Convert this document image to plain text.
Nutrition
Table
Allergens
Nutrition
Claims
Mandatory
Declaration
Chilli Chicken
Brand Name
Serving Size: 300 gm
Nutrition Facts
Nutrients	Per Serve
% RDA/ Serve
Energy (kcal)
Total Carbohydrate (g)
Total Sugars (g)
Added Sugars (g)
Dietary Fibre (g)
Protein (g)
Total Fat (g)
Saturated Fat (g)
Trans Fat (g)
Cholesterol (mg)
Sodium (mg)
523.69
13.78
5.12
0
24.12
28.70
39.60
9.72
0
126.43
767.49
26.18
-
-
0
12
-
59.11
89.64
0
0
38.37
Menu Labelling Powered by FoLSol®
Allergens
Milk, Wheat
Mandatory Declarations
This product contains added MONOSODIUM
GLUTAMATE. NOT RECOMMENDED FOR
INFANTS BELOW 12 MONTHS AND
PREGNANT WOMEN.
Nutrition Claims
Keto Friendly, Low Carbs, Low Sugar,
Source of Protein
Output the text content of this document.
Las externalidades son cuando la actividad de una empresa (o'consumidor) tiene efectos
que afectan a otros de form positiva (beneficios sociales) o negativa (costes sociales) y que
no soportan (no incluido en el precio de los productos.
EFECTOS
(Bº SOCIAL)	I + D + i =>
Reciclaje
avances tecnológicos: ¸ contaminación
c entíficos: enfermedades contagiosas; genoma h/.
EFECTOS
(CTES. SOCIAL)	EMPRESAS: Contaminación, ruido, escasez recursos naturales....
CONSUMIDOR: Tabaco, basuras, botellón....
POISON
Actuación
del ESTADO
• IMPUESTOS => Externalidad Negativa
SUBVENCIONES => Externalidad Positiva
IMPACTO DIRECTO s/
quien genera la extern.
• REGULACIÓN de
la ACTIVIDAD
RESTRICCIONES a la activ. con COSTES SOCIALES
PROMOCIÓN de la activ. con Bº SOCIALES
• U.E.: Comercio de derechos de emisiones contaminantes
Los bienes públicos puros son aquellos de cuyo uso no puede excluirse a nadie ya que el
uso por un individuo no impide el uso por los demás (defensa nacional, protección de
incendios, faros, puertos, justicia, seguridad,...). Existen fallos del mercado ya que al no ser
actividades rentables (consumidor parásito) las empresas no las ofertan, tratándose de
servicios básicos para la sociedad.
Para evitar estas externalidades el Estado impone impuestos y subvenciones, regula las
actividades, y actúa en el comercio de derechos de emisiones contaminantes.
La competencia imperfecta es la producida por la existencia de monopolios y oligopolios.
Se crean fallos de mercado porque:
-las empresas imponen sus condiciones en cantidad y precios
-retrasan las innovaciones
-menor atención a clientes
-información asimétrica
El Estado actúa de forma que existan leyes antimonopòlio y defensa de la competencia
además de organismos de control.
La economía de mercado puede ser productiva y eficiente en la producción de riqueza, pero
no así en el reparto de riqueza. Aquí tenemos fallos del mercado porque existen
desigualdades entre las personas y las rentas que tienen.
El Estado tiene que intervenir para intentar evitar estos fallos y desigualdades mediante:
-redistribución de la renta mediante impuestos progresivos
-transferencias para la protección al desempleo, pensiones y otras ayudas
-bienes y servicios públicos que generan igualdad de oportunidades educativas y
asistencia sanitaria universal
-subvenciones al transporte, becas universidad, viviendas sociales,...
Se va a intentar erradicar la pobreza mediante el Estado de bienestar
—————
=== WHAT IS NEEDED ===
Copy each record exactly, leaving nothing out.

=== TASK SOLUTION ===
Convert this document image to plain text.
Nutrition
Table
Allergens
Nutrition
Claims
Mandatory
Declaration
Chilli Chicken
Brand Name
Serving Size: 300 gm
Nutrition Facts
Nutrients	Per Serve
% RDA/ Serve
Energy (kcal)
Total Carbohydrate (g)
Total Sugars (g)
Added Sugars (g)
Dietary Fibre (g)
Protein (g)
Total Fat (g)
Saturated Fat (g)
Trans Fat (g)
Cholesterol (mg)
Sodium (mg)
523.69
13.78
5.12
0
24.12
28.70
39.60
9.72
0
126.43
767.49
26.18
-
-
0
12
-
59.11
89.64
0
0
38.37
Menu Labelling Powered by FoLSol®
Allergens
Milk, Wheat
Mandatory Declarations
This product contains added MONOSODIUM
GLUTAMATE. NOT RECOMMENDED FOR
INFANTS BELOW 12 MONTHS AND
PREGNANT WOMEN.
Nutrition Claims
Keto Friendly, Low Carbs, Low Sugar,
Source of Protein
Output the text content of this document.
Las externalidades son cuando la actividad de una empresa (o'consumidor) tiene efectos
que afectan a otros de form positiva (beneficios sociales) o negativa (costes sociales) y que
no soportan (no incluido en el precio de los productos.
EFECTOS
(Bº SOCIAL)	I + D + i =>
Reciclaje
avances tecnológicos: ¸ contaminación
c entíficos: enfermedades contagiosas; genoma h/.
EFECTOS
(CTES. SOCIAL)	EMPRESAS: Contaminación, ruido, escasez recursos naturales....
CONSUMIDOR: Tabaco, basuras, botellón....
POISON
Actuación
del ESTADO
• IMPUESTOS => Externalidad Negativa
SUBVENCIONES => Externalidad Positiva
IMPACTO DIRECTO s/
quien genera la extern.
• REGULACIÓN de
la ACTIVIDAD
RESTRICCIONES a la activ. con COSTES SOCIALES
PROMOCIÓN de la activ. con Bº SOCIALES
• U.E.: Comercio de derechos de emisiones contaminantes
Los bienes públicos puros son aquellos de cuyo uso no puede excluirse a nadie ya que el
uso por un individuo no impide el uso por los demás (defensa nacional, protección de
incendios, faros, puertos, justicia, seguridad,...). Existen fallos del mercado ya que al no ser
actividades rentables (consumidor parásito) las empresas no las ofertan, tratándose de
servicios básicos para la sociedad.
Para evitar estas externalidades el Estado impone impuestos y subvenciones, regula las
actividades, y actúa en el comercio de derechos de emisiones contaminantes.
La competencia imperfecta es la producida por la existencia de monopolios y oligopolios.
Se crean fallos de mercado porque:
-las empresas imponen sus condiciones en cantidad y precios
-retrasan las innovaciones
-menor atención a clientes
-información asimétrica
El Estado actúa de forma que existan leyes antimonopòlio y defensa de la competencia
además de organismos de control.
La economía de mercado puede ser productiva y eficiente en la producción de riqueza, pero
no así en el reparto de riqueza. Aquí tenemos fallos del mercado porque existen
desigualdades entre las personas y las rentas que tienen.
El Estado tiene que intervenir para intentar evitar estos fallos y desigualdades mediante:
-redistribución de la renta mediante impuestos progresivos
-transferencias para la protección al desempleo, pensiones y otras ayudas
-bienes y servicios públicos que generan igualdad de oportunidades educativas y
asistencia sanitaria universal
-subvenciones al transporte, becas universidad, viviendas sociales,...
Se va a intentar erradicar la pobreza mediante el Estado de bienestar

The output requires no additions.